(PROBLEM STATEMENT) Search the material for "last" and show all lines that contain it.

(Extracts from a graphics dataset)
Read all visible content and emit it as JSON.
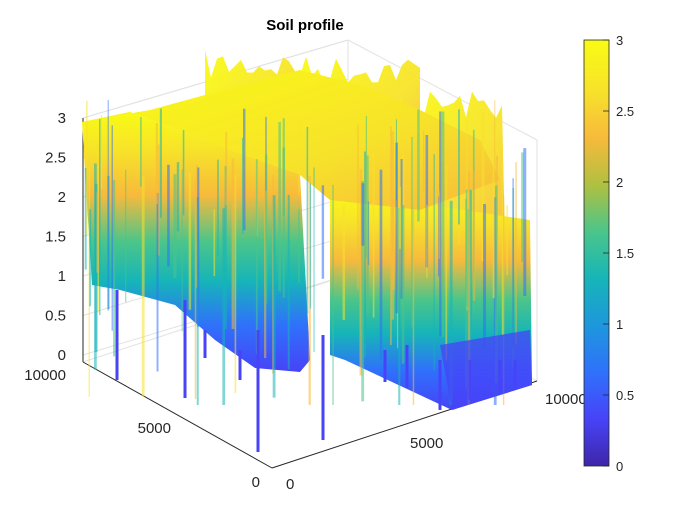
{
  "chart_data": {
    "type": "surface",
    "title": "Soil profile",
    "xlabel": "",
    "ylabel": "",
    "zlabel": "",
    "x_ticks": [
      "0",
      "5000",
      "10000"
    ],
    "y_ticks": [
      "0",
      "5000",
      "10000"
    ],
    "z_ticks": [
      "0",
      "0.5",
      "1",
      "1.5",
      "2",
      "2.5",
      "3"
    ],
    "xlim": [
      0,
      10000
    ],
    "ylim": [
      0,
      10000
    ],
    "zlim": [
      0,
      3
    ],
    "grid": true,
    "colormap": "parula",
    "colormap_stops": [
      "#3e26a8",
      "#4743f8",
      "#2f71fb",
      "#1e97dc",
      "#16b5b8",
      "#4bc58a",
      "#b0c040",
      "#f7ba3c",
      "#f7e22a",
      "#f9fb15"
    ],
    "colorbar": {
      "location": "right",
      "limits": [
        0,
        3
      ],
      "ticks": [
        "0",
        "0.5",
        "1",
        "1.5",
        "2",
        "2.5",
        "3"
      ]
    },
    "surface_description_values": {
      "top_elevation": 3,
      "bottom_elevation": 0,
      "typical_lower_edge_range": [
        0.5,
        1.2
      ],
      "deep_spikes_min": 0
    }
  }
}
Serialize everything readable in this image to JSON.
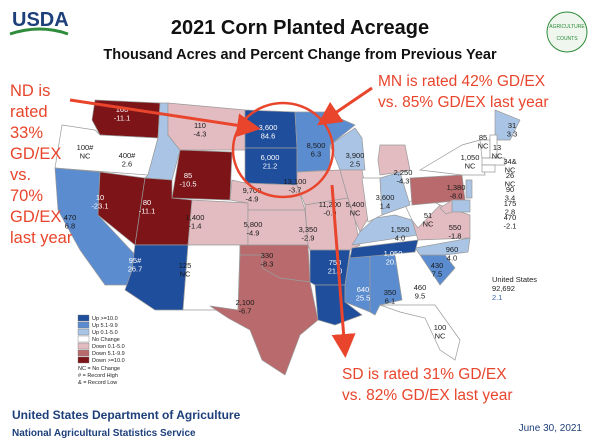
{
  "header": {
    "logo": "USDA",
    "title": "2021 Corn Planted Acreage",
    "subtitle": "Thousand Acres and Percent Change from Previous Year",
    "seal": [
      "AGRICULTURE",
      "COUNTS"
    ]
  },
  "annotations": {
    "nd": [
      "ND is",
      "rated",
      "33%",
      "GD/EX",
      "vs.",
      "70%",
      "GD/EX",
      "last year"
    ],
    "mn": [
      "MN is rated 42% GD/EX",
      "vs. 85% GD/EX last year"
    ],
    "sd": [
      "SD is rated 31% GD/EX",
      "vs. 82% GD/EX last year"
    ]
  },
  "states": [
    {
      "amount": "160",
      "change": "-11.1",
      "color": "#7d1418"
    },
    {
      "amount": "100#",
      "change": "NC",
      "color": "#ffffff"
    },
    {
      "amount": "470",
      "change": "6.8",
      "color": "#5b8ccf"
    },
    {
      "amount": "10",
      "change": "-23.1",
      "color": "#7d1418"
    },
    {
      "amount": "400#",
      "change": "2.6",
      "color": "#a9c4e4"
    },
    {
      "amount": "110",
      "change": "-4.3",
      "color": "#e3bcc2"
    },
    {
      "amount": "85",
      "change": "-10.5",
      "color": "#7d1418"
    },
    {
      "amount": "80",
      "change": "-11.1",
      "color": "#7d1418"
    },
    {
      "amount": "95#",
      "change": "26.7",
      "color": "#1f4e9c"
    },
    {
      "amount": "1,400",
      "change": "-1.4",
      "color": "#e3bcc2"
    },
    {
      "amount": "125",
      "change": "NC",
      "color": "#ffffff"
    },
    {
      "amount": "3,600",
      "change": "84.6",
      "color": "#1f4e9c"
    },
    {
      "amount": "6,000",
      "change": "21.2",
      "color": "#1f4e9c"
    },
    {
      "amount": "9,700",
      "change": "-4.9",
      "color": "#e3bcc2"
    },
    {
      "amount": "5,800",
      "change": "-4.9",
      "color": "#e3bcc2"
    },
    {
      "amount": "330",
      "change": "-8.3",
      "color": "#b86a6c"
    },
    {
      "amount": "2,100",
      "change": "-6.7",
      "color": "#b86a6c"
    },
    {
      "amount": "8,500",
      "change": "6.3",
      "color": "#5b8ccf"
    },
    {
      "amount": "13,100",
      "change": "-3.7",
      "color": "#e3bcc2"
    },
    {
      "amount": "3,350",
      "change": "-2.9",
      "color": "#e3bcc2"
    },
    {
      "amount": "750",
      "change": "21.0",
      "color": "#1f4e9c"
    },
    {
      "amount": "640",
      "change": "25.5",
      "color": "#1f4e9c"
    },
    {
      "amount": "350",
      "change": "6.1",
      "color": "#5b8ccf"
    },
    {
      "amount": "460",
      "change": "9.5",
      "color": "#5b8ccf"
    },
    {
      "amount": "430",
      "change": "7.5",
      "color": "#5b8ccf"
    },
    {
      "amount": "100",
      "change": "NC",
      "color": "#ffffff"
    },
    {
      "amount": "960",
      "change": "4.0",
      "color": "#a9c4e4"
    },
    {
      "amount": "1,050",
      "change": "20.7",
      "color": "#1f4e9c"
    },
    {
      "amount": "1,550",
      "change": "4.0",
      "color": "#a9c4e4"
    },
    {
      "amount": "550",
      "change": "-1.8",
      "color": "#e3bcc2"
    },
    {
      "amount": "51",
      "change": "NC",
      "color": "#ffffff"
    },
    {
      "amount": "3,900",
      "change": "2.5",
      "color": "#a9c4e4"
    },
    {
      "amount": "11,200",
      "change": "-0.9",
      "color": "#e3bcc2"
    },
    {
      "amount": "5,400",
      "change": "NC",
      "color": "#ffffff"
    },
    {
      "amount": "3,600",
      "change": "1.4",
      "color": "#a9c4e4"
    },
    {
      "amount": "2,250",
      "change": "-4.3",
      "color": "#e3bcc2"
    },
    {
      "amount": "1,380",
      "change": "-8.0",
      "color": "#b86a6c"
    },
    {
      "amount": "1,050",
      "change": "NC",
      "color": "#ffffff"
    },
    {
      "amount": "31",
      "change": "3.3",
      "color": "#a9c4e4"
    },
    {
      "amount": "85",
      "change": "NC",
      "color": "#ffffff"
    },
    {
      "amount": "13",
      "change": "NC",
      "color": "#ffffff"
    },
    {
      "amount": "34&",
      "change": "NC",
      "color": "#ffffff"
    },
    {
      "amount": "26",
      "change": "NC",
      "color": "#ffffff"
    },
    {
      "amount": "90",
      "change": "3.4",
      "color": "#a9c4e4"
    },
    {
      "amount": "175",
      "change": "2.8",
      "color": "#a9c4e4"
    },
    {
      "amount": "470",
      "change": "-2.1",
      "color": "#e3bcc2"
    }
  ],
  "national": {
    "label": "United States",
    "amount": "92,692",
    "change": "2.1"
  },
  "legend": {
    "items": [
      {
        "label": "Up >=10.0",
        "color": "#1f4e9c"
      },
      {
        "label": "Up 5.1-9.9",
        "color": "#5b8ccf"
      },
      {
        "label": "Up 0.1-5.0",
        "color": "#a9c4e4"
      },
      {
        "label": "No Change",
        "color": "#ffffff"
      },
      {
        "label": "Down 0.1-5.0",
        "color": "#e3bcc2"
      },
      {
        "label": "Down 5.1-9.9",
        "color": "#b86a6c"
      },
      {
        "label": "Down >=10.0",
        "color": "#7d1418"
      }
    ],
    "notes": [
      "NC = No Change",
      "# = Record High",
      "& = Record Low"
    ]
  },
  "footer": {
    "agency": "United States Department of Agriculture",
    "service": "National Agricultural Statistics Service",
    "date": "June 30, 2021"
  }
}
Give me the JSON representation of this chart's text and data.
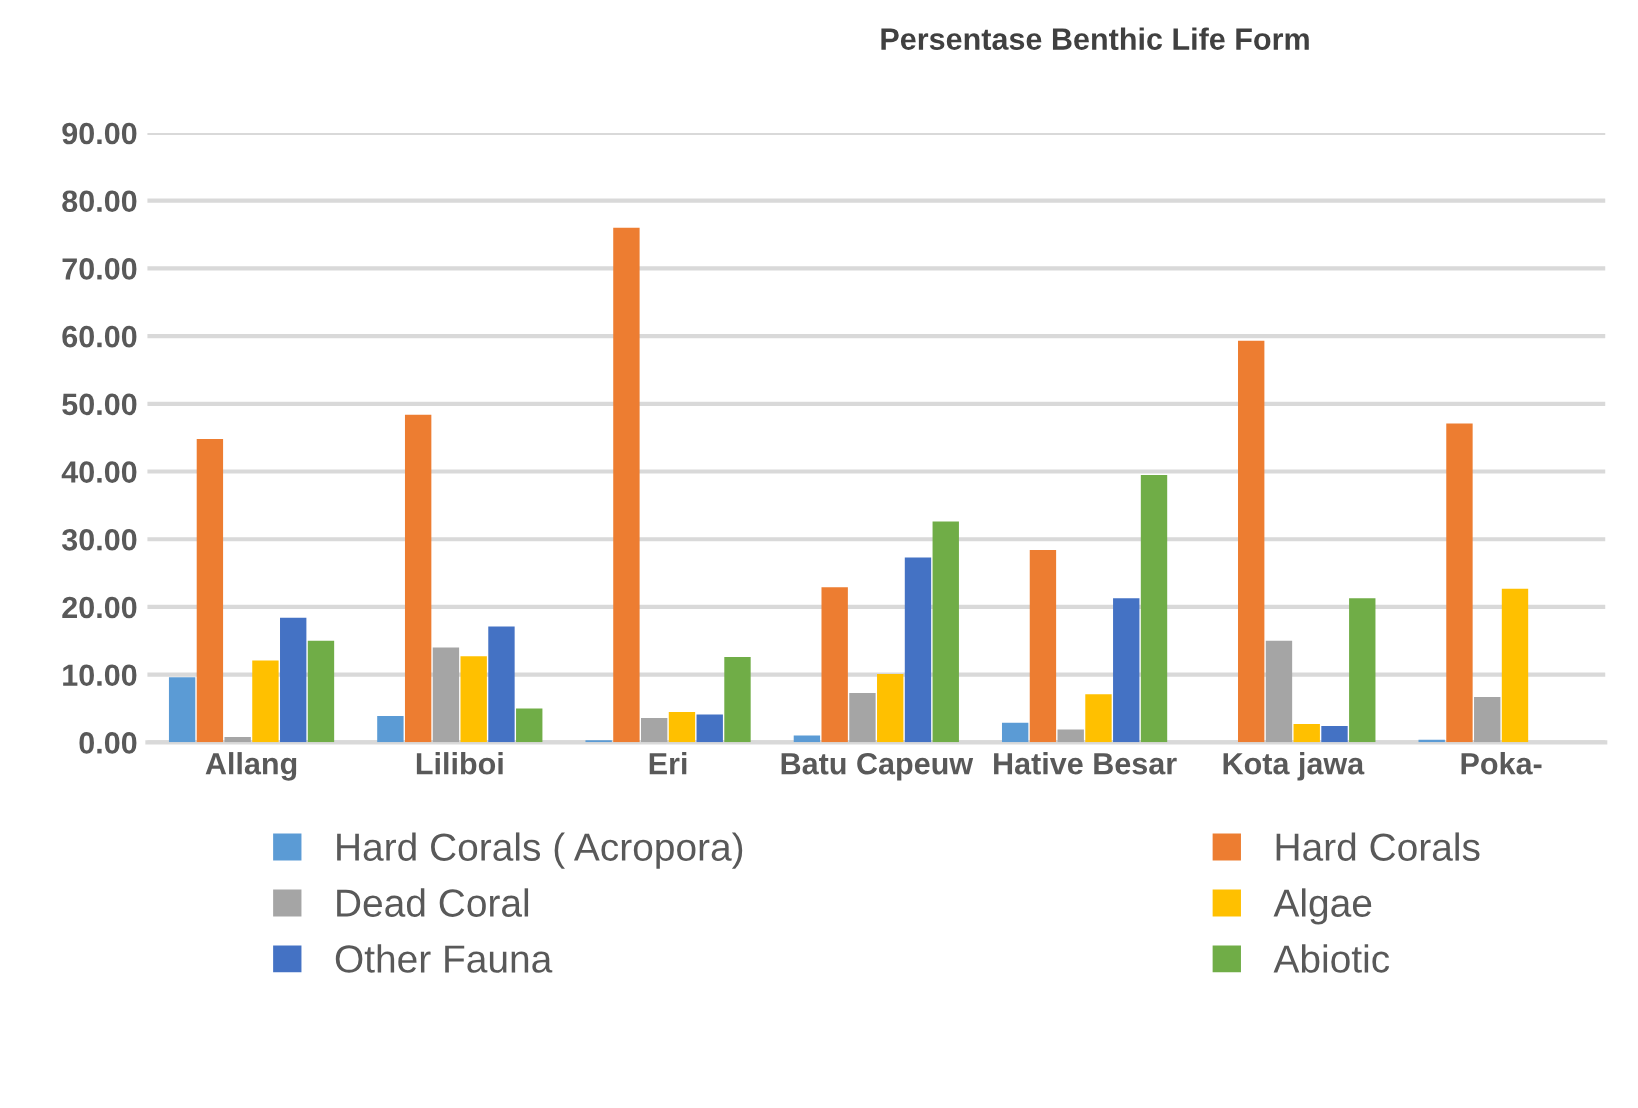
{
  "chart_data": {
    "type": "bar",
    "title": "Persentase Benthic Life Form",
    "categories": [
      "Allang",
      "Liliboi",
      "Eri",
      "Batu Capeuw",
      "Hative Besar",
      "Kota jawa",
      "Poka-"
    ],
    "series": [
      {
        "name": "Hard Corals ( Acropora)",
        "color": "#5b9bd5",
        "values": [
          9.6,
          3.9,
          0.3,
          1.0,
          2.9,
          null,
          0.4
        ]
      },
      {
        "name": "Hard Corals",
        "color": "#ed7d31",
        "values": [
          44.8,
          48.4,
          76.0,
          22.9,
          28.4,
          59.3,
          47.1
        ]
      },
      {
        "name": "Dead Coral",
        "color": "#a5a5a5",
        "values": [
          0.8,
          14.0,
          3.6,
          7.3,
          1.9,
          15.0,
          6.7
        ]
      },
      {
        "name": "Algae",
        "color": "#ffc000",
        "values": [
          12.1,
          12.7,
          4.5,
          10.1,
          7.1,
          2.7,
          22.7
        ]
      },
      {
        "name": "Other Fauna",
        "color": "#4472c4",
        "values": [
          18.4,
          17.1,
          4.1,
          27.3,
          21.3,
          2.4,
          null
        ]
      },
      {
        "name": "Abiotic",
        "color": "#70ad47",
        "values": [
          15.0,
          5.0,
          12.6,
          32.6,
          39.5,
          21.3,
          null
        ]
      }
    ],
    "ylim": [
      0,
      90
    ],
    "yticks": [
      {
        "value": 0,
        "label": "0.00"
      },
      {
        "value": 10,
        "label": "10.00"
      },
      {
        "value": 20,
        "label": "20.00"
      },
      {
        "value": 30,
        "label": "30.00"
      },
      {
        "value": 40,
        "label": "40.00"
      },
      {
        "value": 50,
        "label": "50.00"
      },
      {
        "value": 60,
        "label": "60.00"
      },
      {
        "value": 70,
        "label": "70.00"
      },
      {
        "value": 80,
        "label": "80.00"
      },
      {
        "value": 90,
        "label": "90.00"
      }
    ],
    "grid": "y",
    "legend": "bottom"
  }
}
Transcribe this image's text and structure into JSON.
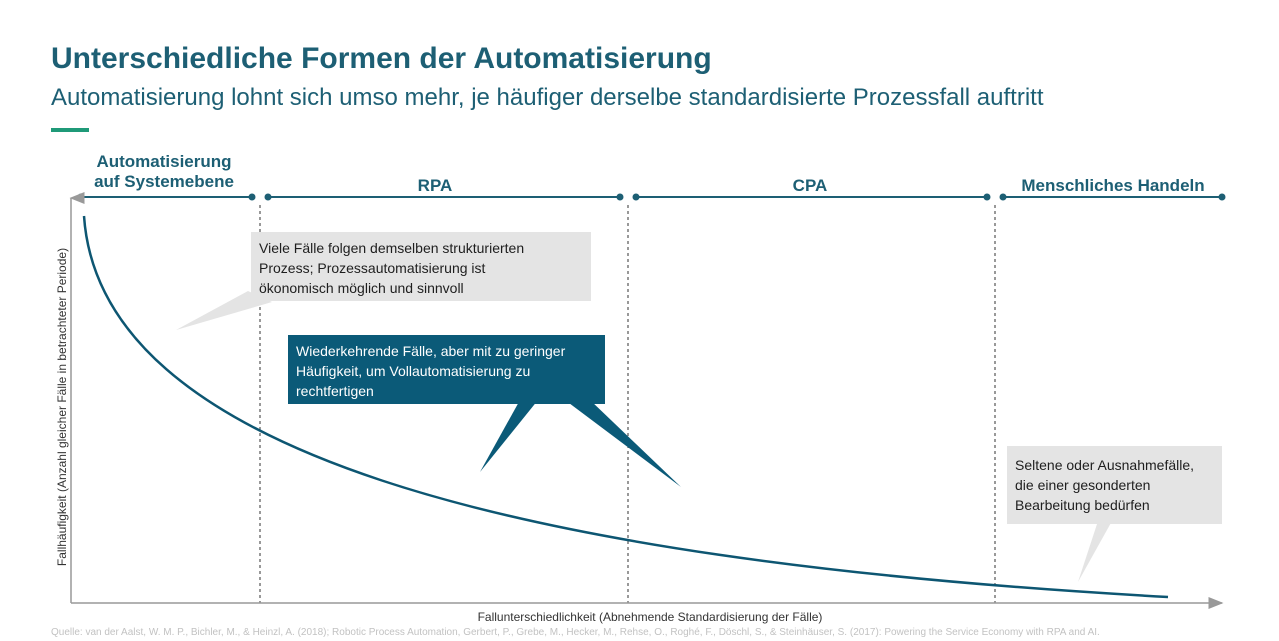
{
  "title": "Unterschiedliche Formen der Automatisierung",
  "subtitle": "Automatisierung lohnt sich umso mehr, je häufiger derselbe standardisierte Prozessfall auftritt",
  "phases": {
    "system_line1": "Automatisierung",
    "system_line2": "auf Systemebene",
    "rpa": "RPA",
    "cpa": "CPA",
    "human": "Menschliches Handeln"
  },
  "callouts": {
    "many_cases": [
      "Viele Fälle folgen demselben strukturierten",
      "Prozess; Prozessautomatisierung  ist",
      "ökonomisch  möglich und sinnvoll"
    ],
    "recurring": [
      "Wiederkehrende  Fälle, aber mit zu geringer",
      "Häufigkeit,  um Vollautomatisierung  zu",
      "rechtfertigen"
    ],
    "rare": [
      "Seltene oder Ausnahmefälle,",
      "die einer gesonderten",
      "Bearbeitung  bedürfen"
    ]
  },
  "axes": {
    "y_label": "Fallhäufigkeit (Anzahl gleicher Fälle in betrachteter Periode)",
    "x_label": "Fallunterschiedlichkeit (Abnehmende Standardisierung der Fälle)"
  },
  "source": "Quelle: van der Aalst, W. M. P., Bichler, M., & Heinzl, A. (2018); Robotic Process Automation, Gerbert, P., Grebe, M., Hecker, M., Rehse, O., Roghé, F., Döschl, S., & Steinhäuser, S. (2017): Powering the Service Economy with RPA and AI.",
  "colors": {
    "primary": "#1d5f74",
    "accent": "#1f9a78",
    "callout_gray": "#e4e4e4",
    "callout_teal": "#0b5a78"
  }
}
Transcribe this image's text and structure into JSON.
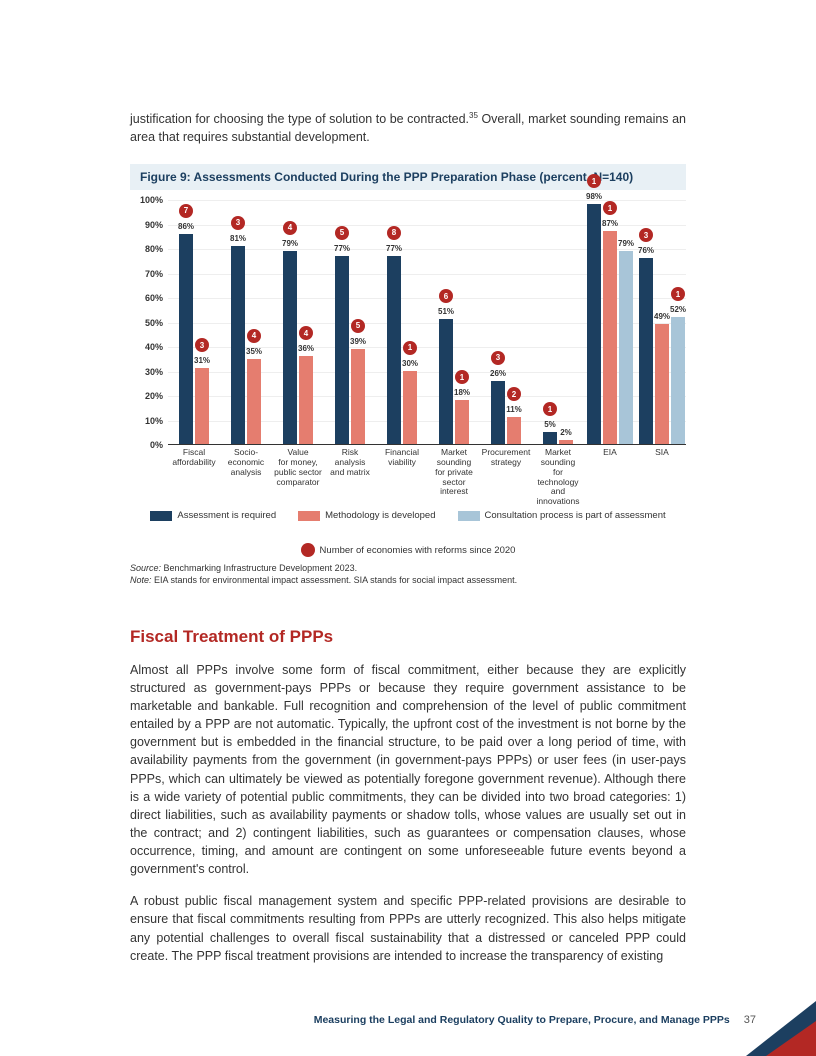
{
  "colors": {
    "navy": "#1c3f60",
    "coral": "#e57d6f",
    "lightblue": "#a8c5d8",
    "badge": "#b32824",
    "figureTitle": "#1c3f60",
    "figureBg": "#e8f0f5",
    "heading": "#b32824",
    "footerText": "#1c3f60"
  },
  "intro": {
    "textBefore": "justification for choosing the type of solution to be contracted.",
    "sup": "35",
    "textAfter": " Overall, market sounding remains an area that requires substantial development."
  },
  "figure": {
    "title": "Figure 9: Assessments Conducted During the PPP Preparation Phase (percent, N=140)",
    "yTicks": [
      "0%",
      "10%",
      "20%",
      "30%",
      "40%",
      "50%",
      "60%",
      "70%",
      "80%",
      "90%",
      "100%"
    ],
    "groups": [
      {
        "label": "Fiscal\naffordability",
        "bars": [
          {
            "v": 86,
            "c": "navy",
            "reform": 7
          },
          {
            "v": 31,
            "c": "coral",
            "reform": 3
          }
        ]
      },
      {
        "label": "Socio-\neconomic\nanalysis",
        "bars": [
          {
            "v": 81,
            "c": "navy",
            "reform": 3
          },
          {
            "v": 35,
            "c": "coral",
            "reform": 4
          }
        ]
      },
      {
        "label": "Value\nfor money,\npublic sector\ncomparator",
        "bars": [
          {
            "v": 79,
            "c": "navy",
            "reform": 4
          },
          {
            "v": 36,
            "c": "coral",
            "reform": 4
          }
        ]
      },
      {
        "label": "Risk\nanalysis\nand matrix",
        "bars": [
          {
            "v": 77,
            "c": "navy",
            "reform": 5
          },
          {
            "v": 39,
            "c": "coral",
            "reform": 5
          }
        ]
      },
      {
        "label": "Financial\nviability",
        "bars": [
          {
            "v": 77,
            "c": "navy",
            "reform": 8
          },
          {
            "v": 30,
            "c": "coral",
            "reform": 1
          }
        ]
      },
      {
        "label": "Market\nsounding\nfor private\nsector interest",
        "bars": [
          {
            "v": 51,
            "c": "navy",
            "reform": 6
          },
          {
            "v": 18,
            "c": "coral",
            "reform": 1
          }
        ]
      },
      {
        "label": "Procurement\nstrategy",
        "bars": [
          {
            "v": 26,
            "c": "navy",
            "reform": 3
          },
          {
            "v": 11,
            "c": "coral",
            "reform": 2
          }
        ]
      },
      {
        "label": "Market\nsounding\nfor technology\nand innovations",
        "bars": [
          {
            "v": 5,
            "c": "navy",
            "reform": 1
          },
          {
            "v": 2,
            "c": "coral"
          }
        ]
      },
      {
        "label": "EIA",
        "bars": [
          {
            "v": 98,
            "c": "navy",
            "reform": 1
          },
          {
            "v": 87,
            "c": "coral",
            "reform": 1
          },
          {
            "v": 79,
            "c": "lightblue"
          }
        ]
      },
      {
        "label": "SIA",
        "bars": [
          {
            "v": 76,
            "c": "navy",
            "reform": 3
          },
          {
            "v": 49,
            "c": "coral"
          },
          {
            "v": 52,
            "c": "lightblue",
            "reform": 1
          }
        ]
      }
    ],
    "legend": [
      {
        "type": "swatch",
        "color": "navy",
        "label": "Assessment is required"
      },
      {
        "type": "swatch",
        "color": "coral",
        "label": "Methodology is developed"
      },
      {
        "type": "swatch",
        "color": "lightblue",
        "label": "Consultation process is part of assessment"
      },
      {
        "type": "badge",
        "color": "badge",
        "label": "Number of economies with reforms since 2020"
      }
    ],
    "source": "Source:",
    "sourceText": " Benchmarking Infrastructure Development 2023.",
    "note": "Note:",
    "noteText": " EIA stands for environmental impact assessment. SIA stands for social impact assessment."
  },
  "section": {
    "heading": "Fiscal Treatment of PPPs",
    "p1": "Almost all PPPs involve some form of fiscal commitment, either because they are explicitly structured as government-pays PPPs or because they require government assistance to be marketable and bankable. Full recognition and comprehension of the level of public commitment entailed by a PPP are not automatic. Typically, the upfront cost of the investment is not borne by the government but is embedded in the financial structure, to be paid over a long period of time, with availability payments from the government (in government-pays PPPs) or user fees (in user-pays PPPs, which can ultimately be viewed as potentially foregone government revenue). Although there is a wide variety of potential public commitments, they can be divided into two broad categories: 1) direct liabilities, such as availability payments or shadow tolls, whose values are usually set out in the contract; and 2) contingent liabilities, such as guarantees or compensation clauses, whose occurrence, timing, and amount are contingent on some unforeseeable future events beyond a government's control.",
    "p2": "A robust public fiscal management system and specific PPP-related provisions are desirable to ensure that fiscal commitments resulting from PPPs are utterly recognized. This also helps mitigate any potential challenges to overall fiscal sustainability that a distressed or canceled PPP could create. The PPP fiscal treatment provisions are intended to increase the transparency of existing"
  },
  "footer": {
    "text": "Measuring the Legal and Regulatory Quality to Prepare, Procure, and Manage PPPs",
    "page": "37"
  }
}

(ANSWER TO THE EXERCISE)
      "last year"
      "vs. 85% GD/EX last year"
      "vs. 82% GD/EX last year"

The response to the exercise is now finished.